■ Collected data entries:
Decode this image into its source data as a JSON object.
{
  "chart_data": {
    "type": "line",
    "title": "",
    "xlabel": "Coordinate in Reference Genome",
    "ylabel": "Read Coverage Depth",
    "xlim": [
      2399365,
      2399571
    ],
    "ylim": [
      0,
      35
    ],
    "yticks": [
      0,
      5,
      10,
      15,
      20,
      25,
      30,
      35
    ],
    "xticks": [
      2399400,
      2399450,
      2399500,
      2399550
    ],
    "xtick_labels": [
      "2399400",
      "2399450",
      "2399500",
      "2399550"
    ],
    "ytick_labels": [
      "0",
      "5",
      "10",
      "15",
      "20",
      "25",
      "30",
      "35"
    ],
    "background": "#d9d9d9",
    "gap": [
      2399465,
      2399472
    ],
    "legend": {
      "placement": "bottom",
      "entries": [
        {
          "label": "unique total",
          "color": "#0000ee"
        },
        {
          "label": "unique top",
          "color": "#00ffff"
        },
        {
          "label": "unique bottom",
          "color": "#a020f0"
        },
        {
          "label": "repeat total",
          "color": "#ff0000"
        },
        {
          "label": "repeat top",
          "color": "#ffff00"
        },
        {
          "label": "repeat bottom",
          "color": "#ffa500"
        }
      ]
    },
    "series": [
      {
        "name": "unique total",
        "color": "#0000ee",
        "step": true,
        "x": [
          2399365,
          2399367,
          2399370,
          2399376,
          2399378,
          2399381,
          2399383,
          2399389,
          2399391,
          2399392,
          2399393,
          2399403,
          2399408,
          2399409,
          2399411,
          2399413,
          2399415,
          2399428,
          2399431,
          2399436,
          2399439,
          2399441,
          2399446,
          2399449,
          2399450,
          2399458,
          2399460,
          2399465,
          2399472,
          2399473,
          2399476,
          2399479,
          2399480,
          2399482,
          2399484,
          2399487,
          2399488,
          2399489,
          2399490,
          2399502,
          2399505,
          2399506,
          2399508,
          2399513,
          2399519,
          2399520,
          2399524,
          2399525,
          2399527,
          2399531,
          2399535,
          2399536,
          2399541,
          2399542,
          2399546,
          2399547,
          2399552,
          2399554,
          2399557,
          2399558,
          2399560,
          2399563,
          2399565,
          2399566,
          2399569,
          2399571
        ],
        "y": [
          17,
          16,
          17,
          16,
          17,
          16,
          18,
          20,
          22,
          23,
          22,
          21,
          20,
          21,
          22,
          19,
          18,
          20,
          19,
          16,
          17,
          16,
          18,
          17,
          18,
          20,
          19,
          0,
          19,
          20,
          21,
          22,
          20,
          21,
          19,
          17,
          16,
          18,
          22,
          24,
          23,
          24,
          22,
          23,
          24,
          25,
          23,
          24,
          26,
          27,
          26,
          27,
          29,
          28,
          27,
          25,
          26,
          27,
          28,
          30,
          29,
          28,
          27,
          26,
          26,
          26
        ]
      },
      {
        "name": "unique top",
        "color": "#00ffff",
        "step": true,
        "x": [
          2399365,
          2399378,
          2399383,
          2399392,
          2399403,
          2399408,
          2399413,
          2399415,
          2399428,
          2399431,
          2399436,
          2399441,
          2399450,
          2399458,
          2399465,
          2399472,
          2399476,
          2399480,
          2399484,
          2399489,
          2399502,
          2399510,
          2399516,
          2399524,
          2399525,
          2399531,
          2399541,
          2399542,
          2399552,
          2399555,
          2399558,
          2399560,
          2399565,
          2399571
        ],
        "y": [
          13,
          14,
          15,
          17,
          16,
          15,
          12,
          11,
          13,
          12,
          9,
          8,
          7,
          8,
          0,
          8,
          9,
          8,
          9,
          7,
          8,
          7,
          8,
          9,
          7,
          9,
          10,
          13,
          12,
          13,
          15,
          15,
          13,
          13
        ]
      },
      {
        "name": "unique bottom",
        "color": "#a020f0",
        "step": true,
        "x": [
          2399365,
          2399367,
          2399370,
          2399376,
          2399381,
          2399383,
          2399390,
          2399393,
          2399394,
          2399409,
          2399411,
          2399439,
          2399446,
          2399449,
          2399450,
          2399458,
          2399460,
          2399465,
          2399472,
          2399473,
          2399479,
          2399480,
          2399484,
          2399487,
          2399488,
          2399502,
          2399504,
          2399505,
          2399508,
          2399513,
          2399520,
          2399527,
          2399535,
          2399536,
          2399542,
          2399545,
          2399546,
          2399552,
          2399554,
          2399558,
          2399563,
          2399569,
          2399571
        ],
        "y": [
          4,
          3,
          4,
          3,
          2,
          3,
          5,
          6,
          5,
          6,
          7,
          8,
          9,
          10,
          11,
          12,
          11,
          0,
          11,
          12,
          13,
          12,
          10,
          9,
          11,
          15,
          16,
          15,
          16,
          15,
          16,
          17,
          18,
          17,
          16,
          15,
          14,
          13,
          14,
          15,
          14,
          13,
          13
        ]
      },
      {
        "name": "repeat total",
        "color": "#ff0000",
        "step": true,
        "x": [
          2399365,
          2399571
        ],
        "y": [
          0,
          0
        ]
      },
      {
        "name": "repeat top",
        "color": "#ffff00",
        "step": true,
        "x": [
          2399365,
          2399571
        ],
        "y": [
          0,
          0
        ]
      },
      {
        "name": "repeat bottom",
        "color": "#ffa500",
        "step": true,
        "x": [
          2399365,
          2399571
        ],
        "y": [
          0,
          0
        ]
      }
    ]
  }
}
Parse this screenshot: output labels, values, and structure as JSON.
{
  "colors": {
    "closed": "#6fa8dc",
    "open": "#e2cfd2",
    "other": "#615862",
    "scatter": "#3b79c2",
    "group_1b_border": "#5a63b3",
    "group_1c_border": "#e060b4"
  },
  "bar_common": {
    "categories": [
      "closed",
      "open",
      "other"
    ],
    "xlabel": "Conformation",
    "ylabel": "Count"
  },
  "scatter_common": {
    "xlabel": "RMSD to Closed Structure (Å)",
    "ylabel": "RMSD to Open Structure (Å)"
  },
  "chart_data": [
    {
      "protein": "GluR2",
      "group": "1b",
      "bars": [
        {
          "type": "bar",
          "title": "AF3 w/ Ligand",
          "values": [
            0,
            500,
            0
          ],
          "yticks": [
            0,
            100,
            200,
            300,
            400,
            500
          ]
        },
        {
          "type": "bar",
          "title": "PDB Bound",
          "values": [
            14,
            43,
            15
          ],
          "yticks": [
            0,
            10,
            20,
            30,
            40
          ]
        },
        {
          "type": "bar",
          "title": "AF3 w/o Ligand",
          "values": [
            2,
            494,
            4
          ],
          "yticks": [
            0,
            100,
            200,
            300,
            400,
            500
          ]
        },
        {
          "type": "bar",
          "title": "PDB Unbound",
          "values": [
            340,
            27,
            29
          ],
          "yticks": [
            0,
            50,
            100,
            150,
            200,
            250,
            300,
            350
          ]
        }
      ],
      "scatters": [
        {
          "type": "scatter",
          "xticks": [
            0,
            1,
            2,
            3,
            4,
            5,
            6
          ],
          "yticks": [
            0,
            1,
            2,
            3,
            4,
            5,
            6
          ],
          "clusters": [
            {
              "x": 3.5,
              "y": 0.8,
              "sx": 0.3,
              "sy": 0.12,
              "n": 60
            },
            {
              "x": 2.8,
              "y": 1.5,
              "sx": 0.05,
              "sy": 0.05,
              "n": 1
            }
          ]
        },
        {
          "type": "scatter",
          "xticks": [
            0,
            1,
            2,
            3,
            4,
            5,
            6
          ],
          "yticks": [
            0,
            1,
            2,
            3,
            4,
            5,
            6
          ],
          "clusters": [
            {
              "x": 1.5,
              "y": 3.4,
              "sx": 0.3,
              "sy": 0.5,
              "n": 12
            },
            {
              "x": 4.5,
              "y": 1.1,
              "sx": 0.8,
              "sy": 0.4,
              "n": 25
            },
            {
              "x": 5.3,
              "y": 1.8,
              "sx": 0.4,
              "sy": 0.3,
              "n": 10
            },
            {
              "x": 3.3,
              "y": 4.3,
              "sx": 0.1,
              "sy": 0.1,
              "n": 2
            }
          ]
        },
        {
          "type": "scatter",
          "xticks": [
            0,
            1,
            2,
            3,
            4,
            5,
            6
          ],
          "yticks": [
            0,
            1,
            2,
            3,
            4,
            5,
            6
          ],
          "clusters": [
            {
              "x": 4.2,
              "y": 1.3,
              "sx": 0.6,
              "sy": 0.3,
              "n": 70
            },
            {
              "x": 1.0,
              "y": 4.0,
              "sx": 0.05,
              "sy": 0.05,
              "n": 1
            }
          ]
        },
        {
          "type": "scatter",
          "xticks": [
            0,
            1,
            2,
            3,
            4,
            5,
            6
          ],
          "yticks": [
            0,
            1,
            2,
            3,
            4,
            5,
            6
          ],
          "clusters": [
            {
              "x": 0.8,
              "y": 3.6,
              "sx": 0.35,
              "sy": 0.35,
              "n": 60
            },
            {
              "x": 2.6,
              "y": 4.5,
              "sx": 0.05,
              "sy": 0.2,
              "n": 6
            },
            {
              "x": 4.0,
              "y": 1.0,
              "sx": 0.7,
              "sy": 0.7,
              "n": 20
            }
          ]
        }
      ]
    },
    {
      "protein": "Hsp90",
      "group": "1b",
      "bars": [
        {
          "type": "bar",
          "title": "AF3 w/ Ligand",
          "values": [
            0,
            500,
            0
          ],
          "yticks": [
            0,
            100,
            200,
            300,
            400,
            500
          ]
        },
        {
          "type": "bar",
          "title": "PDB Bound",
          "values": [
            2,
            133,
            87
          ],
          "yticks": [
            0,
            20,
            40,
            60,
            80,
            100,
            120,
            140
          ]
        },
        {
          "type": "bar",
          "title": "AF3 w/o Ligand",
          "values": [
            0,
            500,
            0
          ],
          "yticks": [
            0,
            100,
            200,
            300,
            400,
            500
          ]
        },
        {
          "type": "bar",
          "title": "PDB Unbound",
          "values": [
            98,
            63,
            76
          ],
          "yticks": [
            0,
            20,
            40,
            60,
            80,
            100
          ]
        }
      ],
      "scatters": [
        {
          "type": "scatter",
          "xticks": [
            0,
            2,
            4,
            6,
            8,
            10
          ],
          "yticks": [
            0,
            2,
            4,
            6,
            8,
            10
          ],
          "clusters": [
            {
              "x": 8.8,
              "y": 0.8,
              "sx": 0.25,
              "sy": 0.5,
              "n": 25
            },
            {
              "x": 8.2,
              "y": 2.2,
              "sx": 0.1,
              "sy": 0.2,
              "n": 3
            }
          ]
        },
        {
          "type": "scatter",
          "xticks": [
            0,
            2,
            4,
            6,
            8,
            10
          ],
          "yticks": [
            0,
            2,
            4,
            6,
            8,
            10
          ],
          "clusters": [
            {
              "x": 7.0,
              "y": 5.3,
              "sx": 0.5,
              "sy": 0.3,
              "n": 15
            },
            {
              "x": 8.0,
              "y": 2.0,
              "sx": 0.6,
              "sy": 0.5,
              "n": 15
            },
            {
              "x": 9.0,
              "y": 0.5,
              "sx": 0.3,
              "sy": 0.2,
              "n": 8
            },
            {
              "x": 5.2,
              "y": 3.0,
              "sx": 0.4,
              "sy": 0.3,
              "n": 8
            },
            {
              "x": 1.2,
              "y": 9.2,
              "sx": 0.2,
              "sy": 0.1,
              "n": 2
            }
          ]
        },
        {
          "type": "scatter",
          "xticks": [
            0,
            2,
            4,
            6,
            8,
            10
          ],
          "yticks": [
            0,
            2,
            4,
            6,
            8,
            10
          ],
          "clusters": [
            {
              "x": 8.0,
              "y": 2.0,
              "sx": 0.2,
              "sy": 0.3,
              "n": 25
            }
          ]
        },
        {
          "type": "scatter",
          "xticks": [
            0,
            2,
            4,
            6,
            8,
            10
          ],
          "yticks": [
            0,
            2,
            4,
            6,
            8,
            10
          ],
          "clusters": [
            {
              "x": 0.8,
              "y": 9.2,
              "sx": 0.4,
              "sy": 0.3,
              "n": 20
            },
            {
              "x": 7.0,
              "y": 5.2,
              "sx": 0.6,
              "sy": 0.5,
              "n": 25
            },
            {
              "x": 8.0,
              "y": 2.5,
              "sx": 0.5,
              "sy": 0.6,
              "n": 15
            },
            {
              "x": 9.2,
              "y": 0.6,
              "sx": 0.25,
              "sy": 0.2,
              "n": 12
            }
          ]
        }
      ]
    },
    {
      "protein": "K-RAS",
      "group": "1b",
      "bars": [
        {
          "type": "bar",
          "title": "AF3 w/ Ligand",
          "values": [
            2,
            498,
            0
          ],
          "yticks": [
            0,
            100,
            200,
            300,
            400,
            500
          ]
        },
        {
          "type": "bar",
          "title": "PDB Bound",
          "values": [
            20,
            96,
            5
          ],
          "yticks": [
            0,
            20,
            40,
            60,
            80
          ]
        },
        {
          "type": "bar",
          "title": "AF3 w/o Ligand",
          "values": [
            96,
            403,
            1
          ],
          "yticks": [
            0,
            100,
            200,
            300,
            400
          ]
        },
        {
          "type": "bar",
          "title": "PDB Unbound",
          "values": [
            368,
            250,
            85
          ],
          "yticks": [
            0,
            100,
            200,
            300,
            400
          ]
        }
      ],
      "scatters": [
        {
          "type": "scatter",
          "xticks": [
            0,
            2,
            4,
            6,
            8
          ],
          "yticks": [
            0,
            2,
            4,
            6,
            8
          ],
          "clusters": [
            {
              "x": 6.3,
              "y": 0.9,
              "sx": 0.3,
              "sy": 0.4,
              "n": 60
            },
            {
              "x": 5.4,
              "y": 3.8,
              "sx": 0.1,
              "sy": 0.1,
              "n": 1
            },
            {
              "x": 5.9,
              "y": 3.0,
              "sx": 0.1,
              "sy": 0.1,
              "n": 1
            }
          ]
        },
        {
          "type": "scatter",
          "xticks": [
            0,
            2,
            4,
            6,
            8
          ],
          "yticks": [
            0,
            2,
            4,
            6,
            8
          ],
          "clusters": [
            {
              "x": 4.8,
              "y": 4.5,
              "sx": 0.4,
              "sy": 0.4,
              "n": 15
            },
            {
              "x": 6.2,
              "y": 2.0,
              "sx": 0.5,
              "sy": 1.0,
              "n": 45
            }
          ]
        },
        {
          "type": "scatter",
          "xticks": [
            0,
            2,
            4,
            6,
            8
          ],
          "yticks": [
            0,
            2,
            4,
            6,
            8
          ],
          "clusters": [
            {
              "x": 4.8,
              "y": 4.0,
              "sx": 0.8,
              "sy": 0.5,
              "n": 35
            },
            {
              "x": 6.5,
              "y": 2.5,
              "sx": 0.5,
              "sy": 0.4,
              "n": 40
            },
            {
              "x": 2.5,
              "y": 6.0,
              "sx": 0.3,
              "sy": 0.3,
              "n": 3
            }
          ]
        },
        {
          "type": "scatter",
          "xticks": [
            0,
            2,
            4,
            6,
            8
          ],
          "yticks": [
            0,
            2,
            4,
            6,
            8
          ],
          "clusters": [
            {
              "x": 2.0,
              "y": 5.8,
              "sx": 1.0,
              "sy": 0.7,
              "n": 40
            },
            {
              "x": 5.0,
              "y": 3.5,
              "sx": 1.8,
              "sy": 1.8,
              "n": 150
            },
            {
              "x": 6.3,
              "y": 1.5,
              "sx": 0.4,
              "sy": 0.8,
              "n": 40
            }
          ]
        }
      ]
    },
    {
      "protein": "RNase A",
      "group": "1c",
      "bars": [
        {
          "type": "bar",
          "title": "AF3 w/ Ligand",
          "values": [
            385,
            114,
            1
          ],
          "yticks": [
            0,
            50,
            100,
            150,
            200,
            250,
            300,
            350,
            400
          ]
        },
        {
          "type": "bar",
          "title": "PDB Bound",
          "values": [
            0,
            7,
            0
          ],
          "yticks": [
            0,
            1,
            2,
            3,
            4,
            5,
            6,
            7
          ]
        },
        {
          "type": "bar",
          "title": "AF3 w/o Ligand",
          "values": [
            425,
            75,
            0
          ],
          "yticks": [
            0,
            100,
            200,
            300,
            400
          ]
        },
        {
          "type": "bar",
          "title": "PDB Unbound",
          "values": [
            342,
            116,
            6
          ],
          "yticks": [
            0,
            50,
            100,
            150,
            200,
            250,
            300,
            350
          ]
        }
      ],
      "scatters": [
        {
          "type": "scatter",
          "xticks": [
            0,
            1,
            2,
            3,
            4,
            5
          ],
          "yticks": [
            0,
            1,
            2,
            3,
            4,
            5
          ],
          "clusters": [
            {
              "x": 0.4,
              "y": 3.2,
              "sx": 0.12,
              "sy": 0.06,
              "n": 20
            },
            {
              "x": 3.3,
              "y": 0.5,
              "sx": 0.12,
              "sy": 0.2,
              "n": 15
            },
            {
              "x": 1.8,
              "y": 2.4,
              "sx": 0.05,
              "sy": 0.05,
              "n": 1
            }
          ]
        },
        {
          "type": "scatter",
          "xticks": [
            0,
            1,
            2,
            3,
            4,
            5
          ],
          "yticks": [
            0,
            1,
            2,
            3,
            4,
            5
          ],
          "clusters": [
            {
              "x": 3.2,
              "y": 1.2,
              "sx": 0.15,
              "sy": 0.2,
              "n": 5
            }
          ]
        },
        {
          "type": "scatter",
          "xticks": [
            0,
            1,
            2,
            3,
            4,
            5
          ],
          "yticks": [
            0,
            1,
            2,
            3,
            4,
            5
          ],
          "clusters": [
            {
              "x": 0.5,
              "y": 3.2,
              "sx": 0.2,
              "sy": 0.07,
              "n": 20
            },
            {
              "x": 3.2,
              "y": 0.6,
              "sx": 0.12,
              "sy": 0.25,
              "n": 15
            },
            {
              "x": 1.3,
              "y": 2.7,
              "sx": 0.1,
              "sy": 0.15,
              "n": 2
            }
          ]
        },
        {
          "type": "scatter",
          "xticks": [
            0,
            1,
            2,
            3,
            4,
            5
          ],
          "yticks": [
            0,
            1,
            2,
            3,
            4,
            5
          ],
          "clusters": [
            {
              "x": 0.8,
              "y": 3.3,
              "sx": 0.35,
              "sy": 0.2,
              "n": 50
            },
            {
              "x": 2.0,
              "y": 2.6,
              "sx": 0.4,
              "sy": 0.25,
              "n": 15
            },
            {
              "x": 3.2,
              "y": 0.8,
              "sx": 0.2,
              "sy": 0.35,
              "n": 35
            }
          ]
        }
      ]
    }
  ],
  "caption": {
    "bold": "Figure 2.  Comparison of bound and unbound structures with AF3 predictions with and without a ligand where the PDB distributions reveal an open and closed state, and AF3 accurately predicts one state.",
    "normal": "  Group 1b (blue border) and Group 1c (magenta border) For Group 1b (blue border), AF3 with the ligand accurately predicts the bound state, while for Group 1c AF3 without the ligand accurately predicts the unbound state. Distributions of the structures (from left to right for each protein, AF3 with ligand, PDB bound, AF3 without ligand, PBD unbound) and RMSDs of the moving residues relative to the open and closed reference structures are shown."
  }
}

■ THE PROBLEM:
Report each line above that includes the string "name".

■ COMPLETED EXERCISE:
        "name": "unique total",
        "name": "unique top",
        "name": "unique bottom",
        "name": "repeat total",
        "name": "repeat top",
        "name": "repeat bottom",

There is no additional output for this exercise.